WHAT TO WORK ON =
Return the listing below word for word.

INPUT =
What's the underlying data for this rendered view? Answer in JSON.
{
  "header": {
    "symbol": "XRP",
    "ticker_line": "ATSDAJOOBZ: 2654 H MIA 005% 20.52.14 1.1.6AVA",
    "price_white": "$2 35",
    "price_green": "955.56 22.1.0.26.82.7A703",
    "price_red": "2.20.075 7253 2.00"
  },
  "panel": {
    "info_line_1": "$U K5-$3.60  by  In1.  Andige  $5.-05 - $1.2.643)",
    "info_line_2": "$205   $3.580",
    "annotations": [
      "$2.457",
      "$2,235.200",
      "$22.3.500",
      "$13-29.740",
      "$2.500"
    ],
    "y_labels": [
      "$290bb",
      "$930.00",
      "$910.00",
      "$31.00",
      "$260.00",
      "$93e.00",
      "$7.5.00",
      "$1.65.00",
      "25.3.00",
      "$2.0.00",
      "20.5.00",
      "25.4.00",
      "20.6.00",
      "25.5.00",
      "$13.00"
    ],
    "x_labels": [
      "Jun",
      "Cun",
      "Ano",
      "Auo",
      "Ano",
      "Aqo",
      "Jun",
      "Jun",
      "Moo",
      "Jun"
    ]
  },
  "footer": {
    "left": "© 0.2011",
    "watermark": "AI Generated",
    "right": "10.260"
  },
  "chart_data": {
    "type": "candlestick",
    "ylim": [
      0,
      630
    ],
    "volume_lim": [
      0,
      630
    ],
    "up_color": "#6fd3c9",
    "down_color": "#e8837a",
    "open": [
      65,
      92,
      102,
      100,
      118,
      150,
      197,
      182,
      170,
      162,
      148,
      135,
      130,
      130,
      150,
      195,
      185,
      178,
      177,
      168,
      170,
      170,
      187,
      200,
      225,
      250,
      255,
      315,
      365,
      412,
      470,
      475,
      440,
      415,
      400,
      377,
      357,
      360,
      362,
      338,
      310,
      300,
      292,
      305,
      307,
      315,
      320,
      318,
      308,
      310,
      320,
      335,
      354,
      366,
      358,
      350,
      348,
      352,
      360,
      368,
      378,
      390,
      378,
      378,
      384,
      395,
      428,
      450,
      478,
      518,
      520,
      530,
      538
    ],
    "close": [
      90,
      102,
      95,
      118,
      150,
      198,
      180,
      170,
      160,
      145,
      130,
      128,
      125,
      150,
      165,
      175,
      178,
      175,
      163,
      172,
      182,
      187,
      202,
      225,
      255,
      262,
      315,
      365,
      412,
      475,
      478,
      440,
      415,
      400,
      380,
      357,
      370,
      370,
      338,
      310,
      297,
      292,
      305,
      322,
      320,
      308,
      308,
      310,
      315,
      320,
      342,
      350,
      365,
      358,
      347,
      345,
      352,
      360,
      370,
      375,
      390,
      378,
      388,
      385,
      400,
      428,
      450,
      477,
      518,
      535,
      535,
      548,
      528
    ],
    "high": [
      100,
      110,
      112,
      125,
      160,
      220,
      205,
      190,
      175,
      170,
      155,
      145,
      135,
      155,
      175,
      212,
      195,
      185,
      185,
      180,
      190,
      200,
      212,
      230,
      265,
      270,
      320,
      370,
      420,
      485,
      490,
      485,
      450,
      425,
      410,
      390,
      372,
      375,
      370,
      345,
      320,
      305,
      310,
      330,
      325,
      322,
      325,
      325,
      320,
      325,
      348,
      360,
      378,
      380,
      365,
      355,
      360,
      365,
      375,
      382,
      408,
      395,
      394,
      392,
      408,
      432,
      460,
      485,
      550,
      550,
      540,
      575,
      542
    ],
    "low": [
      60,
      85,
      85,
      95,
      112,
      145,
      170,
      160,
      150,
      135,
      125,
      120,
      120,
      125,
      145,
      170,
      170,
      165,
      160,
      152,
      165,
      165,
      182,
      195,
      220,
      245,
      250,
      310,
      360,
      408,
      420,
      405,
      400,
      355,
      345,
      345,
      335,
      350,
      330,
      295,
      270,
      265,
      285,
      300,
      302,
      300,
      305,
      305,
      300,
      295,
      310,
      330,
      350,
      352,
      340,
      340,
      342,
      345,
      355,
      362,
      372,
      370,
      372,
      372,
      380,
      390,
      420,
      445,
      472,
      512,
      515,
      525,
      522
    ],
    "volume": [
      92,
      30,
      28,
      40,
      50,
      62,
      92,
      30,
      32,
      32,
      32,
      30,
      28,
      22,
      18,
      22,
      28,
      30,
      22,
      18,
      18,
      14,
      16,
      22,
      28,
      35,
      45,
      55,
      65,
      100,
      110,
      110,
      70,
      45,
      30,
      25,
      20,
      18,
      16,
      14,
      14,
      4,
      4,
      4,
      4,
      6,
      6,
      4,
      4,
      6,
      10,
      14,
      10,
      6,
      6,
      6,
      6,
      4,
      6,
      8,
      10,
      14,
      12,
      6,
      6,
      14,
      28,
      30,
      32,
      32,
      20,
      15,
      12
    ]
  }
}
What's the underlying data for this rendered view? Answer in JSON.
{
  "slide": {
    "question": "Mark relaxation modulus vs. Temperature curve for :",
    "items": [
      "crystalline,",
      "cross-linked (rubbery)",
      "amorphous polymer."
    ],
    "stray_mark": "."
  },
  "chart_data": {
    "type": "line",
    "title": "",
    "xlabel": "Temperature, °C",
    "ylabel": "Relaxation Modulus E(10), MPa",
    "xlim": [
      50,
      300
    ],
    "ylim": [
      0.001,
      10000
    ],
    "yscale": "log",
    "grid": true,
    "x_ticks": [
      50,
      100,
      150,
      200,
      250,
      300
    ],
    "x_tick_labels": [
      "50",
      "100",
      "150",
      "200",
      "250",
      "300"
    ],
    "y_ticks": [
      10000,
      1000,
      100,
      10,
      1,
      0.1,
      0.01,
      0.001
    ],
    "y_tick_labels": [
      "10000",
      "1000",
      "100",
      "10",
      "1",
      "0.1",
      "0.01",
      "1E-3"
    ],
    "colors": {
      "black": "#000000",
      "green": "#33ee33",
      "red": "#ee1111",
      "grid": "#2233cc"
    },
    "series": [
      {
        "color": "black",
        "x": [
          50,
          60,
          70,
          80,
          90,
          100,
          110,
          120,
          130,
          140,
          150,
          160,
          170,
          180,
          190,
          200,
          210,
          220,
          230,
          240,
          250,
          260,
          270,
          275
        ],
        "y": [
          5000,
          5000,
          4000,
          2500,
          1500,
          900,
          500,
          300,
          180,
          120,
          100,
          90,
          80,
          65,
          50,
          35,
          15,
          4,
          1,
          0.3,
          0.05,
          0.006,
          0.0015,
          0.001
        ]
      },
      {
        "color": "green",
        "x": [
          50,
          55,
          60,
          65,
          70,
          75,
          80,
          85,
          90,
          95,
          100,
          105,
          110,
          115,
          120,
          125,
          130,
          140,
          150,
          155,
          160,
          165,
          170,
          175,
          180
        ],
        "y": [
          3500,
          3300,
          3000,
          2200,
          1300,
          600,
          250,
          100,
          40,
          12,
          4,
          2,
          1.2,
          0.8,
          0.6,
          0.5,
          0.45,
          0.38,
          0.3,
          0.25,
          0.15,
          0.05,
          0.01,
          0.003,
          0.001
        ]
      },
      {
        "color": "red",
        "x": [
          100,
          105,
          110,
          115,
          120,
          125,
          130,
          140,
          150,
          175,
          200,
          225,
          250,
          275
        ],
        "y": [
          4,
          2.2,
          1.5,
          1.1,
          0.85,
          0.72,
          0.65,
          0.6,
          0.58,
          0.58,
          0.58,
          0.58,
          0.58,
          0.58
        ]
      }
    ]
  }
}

EXERCISE SOLUTION =
What's the underlying data for this rendered view? Answer in JSON.
{
  "header": {
    "symbol": "XRP",
    "ticker_line": "ATSDAJOOBZ: 2654 H MIA 005% 20.52.14 1.1.6AVA",
    "price_white": "$2 35",
    "price_green": "955.56 22.1.0.26.82.7A703",
    "price_red": "2.20.075 7253 2.00"
  },
  "panel": {
    "info_line_1": "$U K5-$3.60  by  In1.  Andige  $5.-05 - $1.2.643)",
    "info_line_2": "$205   $3.580",
    "annotations": [
      "$2.457",
      "$2,235.200",
      "$22.3.500",
      "$13-29.740",
      "$2.500"
    ],
    "y_labels": [
      "$290bb",
      "$930.00",
      "$910.00",
      "$31.00",
      "$260.00",
      "$93e.00",
      "$7.5.00",
      "$1.65.00",
      "25.3.00",
      "$2.0.00",
      "20.5.00",
      "25.4.00",
      "20.6.00",
      "25.5.00",
      "$13.00"
    ],
    "x_labels": [
      "Jun",
      "Cun",
      "Ano",
      "Auo",
      "Ano",
      "Aqo",
      "Jun",
      "Jun",
      "Moo",
      "Jun"
    ]
  },
  "footer": {
    "left": "© 0.2011",
    "watermark": "AI Generated",
    "right": "10.260"
  },
  "chart_data": {
    "type": "candlestick",
    "ylim": [
      0,
      630
    ],
    "volume_lim": [
      0,
      630
    ],
    "up_color": "#6fd3c9",
    "down_color": "#e8837a",
    "open": [
      65,
      92,
      102,
      100,
      118,
      150,
      197,
      182,
      170,
      162,
      148,
      135,
      130,
      130,
      150,
      195,
      185,
      178,
      177,
      168,
      170,
      170,
      187,
      200,
      225,
      250,
      255,
      315,
      365,
      412,
      470,
      475,
      440,
      415,
      400,
      377,
      357,
      360,
      362,
      338,
      310,
      300,
      292,
      305,
      307,
      315,
      320,
      318,
      308,
      310,
      320,
      335,
      354,
      366,
      358,
      350,
      348,
      352,
      360,
      368,
      378,
      390,
      378,
      378,
      384,
      395,
      428,
      450,
      478,
      518,
      520,
      530,
      538
    ],
    "close": [
      90,
      102,
      95,
      118,
      150,
      198,
      180,
      170,
      160,
      145,
      130,
      128,
      125,
      150,
      165,
      175,
      178,
      175,
      163,
      172,
      182,
      187,
      202,
      225,
      255,
      262,
      315,
      365,
      412,
      475,
      478,
      440,
      415,
      400,
      380,
      357,
      370,
      370,
      338,
      310,
      297,
      292,
      305,
      322,
      320,
      308,
      308,
      310,
      315,
      320,
      342,
      350,
      365,
      358,
      347,
      345,
      352,
      360,
      370,
      375,
      390,
      378,
      388,
      385,
      400,
      428,
      450,
      477,
      518,
      535,
      535,
      548,
      528
    ],
    "high": [
      100,
      110,
      112,
      125,
      160,
      220,
      205,
      190,
      175,
      170,
      155,
      145,
      135,
      155,
      175,
      212,
      195,
      185,
      185,
      180,
      190,
      200,
      212,
      230,
      265,
      270,
      320,
      370,
      420,
      485,
      490,
      485,
      450,
      425,
      410,
      390,
      372,
      375,
      370,
      345,
      320,
      305,
      310,
      330,
      325,
      322,
      325,
      325,
      320,
      325,
      348,
      360,
      378,
      380,
      365,
      355,
      360,
      365,
      375,
      382,
      408,
      395,
      394,
      392,
      408,
      432,
      460,
      485,
      550,
      550,
      540,
      575,
      542
    ],
    "low": [
      60,
      85,
      85,
      95,
      112,
      145,
      170,
      160,
      150,
      135,
      125,
      120,
      120,
      125,
      145,
      170,
      170,
      165,
      160,
      152,
      165,
      165,
      182,
      195,
      220,
      245,
      250,
      310,
      360,
      408,
      420,
      405,
      400,
      355,
      345,
      345,
      335,
      350,
      330,
      295,
      270,
      265,
      285,
      300,
      302,
      300,
      305,
      305,
      300,
      295,
      310,
      330,
      350,
      352,
      340,
      340,
      342,
      345,
      355,
      362,
      372,
      370,
      372,
      372,
      380,
      390,
      420,
      445,
      472,
      512,
      515,
      525,
      522
    ],
    "volume": [
      92,
      30,
      28,
      40,
      50,
      62,
      92,
      30,
      32,
      32,
      32,
      30,
      28,
      22,
      18,
      22,
      28,
      30,
      22,
      18,
      18,
      14,
      16,
      22,
      28,
      35,
      45,
      55,
      65,
      100,
      110,
      110,
      70,
      45,
      30,
      25,
      20,
      18,
      16,
      14,
      14,
      4,
      4,
      4,
      4,
      6,
      6,
      4,
      4,
      6,
      10,
      14,
      10,
      6,
      6,
      6,
      6,
      4,
      6,
      8,
      10,
      14,
      12,
      6,
      6,
      14,
      28,
      30,
      32,
      32,
      20,
      15,
      12
    ]
  }
}
What's the underlying data for this rendered view? Answer in JSON.
{
  "slide": {
    "question": "Mark relaxation modulus vs. Temperature curve for :",
    "items": [
      "crystalline,",
      "cross-linked (rubbery)",
      "amorphous polymer."
    ],
    "stray_mark": "."
  },
  "chart_data": {
    "type": "line",
    "title": "",
    "xlabel": "Temperature, °C",
    "ylabel": "Relaxation Modulus E(10), MPa",
    "xlim": [
      50,
      300
    ],
    "ylim": [
      0.001,
      10000
    ],
    "yscale": "log",
    "grid": true,
    "x_ticks": [
      50,
      100,
      150,
      200,
      250,
      300
    ],
    "x_tick_labels": [
      "50",
      "100",
      "150",
      "200",
      "250",
      "300"
    ],
    "y_ticks": [
      10000,
      1000,
      100,
      10,
      1,
      0.1,
      0.01,
      0.001
    ],
    "y_tick_labels": [
      "10000",
      "1000",
      "100",
      "10",
      "1",
      "0.1",
      "0.01",
      "1E-3"
    ],
    "colors": {
      "black": "#000000",
      "green": "#33ee33",
      "red": "#ee1111",
      "grid": "#2233cc"
    },
    "series": [
      {
        "color": "black",
        "x": [
          50,
          60,
          70,
          80,
          90,
          100,
          110,
          120,
          130,
          140,
          150,
          160,
          170,
          180,
          190,
          200,
          210,
          220,
          230,
          240,
          250,
          260,
          270,
          275
        ],
        "y": [
          5000,
          5000,
          4000,
          2500,
          1500,
          900,
          500,
          300,
          180,
          120,
          100,
          90,
          80,
          65,
          50,
          35,
          15,
          4,
          1,
          0.3,
          0.05,
          0.006,
          0.0015,
          0.001
        ]
      },
      {
        "color": "green",
        "x": [
          50,
          55,
          60,
          65,
          70,
          75,
          80,
          85,
          90,
          95,
          100,
          105,
          110,
          115,
          120,
          125,
          130,
          140,
          150,
          155,
          160,
          165,
          170,
          175,
          180
        ],
        "y": [
          3500,
          3300,
          3000,
          2200,
          1300,
          600,
          250,
          100,
          40,
          12,
          4,
          2,
          1.2,
          0.8,
          0.6,
          0.5,
          0.45,
          0.38,
          0.3,
          0.25,
          0.15,
          0.05,
          0.01,
          0.003,
          0.001
        ]
      },
      {
        "color": "red",
        "x": [
          100,
          105,
          110,
          115,
          120,
          125,
          130,
          140,
          150,
          175,
          200,
          225,
          250,
          275
        ],
        "y": [
          4,
          2.2,
          1.5,
          1.1,
          0.85,
          0.72,
          0.65,
          0.6,
          0.58,
          0.58,
          0.58,
          0.58,
          0.58,
          0.58
        ]
      }
    ]
  }
}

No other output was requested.